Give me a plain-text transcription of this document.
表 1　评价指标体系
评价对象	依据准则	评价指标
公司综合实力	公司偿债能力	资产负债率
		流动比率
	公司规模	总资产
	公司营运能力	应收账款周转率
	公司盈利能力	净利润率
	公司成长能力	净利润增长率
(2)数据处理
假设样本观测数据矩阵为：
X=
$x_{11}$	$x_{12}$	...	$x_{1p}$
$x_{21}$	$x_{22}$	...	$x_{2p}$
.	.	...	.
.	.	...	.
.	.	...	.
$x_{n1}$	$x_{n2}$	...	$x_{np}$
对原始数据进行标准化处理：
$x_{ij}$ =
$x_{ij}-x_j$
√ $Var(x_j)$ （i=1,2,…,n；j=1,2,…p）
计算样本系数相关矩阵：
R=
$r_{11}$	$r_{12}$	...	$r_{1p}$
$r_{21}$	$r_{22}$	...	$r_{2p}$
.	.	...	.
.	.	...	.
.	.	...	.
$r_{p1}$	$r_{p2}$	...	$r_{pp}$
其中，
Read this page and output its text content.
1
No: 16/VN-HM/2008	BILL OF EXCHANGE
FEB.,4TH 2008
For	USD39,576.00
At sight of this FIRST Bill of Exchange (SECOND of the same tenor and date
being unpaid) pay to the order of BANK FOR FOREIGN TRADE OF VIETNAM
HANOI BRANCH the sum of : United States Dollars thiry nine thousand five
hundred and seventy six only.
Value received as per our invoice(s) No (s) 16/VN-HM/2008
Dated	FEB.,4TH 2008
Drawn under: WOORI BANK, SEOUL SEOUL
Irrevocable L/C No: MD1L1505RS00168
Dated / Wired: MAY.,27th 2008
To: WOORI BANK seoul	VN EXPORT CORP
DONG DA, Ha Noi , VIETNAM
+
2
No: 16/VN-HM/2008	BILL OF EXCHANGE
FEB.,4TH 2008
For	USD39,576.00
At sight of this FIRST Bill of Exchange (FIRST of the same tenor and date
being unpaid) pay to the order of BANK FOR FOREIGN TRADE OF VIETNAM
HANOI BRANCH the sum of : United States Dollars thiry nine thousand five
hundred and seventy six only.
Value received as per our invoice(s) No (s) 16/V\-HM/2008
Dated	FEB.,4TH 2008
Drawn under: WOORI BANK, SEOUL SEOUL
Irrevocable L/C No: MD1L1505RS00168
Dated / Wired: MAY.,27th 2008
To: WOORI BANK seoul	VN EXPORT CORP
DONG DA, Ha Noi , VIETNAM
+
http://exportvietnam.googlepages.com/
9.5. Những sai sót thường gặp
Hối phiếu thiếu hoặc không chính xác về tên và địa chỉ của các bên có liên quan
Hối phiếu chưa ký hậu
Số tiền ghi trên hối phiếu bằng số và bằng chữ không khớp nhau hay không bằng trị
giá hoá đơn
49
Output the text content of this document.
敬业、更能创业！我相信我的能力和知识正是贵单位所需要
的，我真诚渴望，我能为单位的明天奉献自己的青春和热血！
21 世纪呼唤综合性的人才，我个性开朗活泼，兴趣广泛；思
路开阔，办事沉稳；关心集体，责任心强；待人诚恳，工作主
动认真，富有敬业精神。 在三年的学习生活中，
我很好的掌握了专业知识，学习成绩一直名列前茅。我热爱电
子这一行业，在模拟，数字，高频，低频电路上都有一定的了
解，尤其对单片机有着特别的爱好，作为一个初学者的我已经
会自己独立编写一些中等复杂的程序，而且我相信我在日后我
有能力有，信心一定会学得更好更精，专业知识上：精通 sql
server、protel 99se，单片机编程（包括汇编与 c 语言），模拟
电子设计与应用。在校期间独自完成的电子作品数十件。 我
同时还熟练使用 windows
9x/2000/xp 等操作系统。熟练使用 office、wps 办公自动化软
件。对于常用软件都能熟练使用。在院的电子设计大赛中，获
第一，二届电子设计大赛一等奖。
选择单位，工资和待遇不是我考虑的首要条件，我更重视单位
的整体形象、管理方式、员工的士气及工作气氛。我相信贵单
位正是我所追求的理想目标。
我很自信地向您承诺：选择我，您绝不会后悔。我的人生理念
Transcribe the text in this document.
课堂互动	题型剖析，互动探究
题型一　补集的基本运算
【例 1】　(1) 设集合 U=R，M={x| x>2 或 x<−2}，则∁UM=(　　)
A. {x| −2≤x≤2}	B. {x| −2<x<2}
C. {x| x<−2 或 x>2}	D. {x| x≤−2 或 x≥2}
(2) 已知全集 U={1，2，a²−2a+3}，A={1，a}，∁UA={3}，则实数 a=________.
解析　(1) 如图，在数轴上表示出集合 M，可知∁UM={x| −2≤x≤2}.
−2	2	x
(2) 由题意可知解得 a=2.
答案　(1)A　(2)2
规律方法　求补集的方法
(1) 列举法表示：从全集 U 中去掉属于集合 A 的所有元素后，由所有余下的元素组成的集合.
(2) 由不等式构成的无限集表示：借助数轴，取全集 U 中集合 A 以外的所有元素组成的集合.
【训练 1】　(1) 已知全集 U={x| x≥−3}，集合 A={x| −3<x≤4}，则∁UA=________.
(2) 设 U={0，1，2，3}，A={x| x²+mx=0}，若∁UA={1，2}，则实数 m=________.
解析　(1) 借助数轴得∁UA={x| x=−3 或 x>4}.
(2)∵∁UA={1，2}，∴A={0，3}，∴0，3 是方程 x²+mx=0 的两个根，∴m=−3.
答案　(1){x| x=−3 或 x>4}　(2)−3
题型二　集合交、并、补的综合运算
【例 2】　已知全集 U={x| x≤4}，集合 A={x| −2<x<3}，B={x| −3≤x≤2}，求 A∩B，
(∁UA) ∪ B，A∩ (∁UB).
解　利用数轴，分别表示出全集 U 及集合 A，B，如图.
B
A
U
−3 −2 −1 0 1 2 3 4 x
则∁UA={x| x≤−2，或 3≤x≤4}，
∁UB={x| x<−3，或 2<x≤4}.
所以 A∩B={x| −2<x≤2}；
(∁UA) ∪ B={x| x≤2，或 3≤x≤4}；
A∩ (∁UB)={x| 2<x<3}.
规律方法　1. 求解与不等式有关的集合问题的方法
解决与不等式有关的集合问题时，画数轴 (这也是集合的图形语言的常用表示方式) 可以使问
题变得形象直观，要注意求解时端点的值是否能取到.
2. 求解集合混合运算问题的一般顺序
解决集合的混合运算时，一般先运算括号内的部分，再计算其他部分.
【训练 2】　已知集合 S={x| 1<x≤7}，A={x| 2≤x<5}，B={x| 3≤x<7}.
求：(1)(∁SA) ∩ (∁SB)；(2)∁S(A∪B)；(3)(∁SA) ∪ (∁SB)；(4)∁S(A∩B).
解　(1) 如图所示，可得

Task instructions:
State the count of lines in the data holding the word "không", adding nothing to it.

Full output:
2